§ **ASSIGNMENT**: What lines of the data hold the string "communication"? Copy them all.

§ **DATA PROVIDED**:
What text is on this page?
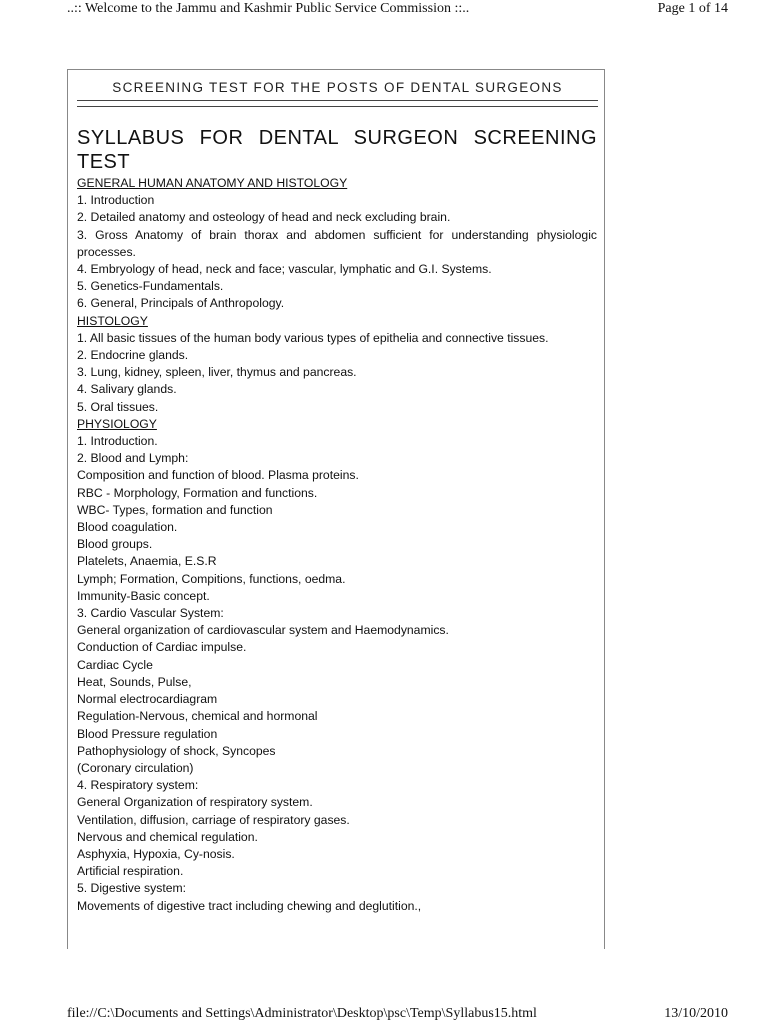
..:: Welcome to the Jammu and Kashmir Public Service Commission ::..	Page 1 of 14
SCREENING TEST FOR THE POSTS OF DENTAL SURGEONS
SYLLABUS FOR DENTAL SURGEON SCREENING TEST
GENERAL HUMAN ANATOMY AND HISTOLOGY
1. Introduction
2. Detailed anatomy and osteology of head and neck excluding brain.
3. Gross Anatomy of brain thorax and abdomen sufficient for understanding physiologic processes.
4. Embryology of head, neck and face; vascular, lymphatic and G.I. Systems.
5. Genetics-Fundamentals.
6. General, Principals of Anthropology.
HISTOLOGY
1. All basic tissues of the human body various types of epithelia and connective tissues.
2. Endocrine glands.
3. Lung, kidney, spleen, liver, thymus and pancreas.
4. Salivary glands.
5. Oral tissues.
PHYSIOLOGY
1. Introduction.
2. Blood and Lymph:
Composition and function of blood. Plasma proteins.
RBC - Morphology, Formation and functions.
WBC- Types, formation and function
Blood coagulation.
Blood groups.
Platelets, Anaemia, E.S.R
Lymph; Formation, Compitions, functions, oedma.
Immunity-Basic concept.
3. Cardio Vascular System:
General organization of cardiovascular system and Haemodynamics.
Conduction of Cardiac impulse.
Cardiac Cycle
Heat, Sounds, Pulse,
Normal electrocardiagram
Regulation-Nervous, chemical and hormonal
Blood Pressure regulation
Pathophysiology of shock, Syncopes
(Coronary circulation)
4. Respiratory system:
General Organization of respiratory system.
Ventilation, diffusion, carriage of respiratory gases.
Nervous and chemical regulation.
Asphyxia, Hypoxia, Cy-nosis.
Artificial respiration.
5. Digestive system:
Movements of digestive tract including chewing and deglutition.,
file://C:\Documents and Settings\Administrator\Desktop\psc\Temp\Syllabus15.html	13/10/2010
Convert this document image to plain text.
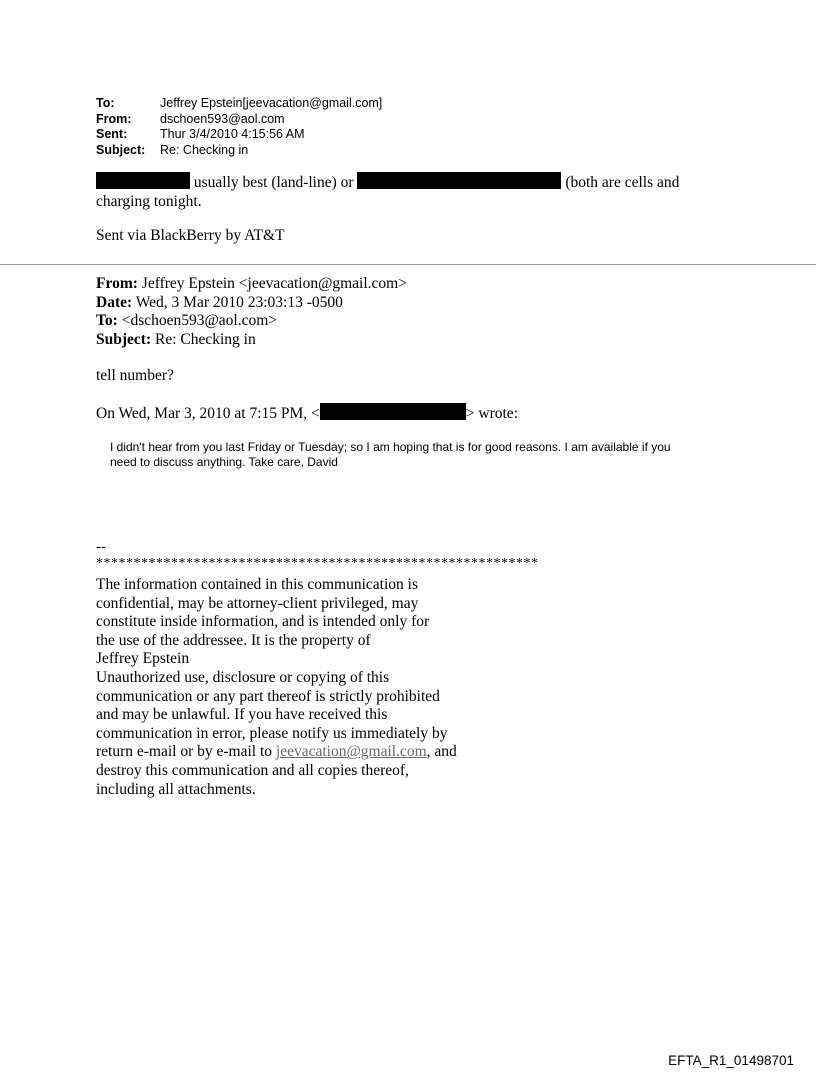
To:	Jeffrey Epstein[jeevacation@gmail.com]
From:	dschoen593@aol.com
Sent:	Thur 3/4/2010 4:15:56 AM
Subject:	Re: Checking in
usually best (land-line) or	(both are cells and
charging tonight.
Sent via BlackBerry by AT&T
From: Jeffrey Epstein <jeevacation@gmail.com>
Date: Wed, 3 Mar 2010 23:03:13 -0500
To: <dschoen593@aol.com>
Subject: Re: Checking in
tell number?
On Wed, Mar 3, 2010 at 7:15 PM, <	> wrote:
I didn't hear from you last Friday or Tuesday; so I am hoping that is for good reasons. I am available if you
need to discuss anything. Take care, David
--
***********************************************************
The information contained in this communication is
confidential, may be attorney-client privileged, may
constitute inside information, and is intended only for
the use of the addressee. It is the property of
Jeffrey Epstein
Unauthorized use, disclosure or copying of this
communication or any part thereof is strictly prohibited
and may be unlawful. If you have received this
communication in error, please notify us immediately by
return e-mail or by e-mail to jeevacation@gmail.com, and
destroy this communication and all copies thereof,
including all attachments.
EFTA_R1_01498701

§ **WRITTEN RESPONSE**:
The information contained in this communication is
communication or any part thereof is strictly prohibited
communication in error, please notify us immediately by
destroy this communication and all copies thereof,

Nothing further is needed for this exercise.